## GOAL
Scan the data below. Pull out each line where "salonie" occurs.

## ENTRIES PROVIDED
▬▬▬▬▬▬▬▬▬▬
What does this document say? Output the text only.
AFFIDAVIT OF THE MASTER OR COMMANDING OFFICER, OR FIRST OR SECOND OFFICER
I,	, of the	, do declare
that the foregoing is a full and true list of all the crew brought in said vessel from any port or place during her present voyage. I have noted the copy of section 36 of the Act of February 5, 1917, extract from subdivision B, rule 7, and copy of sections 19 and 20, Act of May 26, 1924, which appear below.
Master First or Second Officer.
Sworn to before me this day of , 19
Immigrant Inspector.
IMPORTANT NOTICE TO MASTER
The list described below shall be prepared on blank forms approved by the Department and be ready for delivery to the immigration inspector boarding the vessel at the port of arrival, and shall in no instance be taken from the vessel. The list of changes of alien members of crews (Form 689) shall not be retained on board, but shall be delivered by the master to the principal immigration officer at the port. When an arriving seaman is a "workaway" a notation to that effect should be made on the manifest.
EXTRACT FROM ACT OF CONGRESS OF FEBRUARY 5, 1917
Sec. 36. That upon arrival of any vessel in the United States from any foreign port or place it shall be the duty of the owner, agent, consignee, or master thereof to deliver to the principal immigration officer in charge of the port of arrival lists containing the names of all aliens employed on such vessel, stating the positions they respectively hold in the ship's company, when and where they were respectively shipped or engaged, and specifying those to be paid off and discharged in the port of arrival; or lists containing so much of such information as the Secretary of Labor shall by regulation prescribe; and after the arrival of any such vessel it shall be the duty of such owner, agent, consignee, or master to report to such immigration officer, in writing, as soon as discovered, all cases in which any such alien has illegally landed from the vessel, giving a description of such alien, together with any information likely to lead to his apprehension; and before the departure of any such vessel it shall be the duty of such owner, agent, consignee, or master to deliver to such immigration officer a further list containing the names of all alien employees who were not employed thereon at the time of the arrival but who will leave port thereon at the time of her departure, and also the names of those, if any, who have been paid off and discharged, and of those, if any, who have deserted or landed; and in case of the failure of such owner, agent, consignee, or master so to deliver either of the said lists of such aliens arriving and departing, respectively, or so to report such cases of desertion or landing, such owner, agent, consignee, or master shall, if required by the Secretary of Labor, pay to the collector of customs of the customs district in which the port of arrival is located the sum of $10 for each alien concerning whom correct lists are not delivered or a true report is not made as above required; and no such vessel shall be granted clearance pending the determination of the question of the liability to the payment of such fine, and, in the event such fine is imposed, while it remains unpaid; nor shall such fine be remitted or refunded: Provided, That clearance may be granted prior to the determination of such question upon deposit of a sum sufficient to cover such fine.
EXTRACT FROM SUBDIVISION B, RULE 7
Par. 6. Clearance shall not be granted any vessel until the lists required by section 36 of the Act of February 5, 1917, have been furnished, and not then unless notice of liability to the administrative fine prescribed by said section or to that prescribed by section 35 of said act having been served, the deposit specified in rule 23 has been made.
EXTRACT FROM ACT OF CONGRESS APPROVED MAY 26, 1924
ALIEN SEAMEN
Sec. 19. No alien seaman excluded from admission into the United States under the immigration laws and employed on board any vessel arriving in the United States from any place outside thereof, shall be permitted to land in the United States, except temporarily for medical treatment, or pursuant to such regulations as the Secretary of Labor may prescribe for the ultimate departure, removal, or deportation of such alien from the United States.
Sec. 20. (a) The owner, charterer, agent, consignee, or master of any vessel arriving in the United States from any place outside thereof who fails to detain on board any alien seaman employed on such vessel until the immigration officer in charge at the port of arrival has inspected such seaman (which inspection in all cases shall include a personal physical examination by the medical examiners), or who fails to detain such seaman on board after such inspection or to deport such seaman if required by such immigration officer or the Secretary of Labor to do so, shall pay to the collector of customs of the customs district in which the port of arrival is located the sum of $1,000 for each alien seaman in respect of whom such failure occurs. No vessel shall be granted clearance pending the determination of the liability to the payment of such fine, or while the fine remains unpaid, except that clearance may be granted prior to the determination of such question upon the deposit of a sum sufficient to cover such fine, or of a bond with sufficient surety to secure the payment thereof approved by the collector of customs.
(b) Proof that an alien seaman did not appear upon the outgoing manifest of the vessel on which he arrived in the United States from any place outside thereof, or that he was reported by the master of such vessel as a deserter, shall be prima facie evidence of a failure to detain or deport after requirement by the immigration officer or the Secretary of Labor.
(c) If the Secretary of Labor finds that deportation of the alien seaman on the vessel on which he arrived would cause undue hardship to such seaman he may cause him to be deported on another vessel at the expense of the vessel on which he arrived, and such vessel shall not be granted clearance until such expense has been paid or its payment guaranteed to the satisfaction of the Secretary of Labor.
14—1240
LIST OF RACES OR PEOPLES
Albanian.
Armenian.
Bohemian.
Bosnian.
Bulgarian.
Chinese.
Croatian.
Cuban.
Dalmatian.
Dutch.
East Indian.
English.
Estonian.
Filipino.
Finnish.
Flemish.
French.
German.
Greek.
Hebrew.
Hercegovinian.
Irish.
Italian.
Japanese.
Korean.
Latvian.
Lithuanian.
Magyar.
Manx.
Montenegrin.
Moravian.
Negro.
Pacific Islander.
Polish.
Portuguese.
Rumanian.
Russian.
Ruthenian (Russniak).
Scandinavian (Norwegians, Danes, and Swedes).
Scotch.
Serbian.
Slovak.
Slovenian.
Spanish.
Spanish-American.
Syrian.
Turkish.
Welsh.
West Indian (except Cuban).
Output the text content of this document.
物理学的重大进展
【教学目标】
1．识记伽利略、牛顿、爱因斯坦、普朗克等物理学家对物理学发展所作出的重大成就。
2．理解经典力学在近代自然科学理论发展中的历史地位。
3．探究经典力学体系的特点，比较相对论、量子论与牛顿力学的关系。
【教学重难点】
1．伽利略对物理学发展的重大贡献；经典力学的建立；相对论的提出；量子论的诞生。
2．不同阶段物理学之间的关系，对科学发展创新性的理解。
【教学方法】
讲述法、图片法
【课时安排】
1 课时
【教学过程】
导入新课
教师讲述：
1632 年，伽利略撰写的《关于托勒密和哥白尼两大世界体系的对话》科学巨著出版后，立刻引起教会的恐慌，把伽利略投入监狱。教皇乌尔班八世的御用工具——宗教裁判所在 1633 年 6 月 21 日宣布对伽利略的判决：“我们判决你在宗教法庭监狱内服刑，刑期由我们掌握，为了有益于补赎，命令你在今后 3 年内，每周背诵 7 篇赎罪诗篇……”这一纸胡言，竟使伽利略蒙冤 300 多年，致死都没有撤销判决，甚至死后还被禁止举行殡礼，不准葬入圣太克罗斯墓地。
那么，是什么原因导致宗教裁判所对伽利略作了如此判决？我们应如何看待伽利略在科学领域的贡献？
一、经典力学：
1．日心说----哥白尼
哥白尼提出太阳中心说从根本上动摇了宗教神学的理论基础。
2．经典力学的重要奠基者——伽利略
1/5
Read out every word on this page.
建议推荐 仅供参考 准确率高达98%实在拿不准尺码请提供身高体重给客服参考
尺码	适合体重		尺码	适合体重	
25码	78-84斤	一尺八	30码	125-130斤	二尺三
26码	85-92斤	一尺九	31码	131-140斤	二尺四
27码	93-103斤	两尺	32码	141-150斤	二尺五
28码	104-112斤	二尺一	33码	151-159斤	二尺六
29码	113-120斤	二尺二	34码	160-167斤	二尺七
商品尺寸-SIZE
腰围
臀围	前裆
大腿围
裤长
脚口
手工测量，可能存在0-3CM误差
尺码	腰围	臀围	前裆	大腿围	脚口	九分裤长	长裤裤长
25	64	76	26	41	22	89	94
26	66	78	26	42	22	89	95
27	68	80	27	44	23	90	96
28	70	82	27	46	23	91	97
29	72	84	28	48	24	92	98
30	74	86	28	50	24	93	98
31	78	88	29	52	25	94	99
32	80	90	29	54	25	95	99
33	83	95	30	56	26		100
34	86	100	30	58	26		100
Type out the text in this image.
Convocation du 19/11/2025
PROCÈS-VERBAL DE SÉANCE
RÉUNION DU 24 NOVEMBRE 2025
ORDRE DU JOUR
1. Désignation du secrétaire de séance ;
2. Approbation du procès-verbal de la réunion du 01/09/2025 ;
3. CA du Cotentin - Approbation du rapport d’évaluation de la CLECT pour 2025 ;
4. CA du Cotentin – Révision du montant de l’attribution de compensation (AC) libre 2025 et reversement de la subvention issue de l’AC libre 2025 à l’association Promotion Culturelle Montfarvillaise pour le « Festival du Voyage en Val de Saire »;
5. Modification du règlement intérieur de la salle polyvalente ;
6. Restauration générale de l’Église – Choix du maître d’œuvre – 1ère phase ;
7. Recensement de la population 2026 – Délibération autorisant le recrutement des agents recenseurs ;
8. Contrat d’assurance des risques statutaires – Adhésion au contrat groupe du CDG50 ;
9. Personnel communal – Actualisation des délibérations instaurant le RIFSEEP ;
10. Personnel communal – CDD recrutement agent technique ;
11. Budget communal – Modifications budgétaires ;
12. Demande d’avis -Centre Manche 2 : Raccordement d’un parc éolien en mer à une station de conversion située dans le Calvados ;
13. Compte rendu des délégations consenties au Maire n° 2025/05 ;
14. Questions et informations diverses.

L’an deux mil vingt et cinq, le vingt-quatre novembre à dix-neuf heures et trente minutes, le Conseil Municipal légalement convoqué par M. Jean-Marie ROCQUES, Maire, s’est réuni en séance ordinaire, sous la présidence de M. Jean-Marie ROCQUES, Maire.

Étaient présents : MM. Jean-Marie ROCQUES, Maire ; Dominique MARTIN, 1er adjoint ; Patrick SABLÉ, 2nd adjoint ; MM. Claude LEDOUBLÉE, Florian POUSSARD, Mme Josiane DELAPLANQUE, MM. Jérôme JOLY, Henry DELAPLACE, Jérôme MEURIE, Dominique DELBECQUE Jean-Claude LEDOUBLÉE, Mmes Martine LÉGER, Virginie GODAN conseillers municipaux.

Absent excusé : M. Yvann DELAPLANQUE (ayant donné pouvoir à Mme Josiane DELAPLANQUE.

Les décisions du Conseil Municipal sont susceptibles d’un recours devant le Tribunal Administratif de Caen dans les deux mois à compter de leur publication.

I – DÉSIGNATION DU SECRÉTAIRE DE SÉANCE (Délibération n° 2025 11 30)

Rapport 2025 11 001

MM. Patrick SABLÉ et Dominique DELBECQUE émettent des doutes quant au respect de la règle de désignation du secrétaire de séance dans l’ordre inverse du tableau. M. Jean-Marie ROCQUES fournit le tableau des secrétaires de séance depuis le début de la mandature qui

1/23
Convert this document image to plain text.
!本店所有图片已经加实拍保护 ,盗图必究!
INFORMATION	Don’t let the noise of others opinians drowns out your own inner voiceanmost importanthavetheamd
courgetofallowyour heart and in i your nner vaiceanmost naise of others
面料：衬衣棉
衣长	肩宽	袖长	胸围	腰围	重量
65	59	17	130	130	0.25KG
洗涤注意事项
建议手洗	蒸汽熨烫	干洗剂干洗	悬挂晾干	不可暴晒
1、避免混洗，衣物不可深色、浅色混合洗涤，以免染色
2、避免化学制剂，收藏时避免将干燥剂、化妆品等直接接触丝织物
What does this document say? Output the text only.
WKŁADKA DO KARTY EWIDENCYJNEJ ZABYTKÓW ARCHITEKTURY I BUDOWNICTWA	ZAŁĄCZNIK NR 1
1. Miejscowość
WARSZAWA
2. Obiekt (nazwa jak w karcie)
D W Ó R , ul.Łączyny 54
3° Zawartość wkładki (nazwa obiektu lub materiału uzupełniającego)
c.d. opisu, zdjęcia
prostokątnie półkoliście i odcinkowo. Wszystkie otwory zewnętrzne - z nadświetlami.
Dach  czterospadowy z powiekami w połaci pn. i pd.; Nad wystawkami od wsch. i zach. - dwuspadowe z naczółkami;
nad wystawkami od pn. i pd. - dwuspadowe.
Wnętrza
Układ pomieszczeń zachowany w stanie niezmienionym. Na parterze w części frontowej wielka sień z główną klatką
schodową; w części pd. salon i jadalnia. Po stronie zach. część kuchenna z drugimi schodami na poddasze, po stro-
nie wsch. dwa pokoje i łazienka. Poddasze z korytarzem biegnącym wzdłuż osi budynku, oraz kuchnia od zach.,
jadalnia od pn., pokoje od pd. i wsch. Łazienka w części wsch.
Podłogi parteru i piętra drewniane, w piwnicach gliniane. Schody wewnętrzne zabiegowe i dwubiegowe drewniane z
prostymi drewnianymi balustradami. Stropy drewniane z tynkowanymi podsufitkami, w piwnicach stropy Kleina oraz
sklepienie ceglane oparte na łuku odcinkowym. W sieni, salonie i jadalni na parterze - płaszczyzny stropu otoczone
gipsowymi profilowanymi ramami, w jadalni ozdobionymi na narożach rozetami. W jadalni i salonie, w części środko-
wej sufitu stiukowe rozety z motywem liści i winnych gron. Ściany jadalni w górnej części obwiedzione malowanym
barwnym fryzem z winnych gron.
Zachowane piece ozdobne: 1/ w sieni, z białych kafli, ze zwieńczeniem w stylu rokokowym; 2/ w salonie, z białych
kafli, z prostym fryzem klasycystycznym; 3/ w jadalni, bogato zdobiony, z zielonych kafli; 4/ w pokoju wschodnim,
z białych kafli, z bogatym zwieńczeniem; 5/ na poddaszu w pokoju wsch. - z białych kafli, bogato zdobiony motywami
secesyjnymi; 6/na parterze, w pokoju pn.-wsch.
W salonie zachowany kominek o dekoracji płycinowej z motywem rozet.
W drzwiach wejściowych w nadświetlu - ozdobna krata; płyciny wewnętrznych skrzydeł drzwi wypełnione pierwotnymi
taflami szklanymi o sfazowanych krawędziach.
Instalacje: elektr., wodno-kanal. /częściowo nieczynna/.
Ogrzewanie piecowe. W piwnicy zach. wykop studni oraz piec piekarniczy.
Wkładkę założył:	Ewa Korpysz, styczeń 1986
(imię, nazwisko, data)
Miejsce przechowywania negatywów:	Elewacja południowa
▬▬▬▬▬▬▬▬▬▬
## TASK RESPONSE
sklepienie ceglane oparte na łuku odcinkowym. W sieni, salonie i jadalni na parterze - płaszczyzny stropu otoczone
gipsowymi profilowanymi ramami, w jadalni ozdobionymi na narożach rozetami. W jadalni i salonie, w części środko-
Zachowane piece ozdobne: 1/ w sieni, z białych kafli, ze zwieńczeniem w stylu rokokowym; 2/ w salonie, z białych
W salonie zachowany kominek o dekoracji płycinowej z motywem rozet.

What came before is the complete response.